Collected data
......

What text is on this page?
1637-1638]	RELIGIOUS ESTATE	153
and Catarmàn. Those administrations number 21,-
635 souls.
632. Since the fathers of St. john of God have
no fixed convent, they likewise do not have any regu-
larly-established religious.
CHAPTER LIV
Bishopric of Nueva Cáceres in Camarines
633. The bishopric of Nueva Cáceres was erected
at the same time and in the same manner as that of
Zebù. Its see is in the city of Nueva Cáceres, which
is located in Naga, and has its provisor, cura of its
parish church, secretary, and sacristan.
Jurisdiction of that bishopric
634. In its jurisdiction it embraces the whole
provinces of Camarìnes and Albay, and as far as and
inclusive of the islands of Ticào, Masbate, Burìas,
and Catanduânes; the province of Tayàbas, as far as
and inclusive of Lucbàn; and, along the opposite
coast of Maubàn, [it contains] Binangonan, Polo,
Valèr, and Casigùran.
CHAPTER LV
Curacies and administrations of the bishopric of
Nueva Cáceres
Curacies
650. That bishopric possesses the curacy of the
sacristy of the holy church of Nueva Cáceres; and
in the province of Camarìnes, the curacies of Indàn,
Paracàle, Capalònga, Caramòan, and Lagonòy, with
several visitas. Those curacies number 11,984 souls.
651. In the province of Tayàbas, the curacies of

......

Search the listing for the word "number". Copy every line in which it occurs.

> **Response to this exercise**
and Catarmàn. Those administrations number 21,-
several visitas. Those curacies number 11,984 souls.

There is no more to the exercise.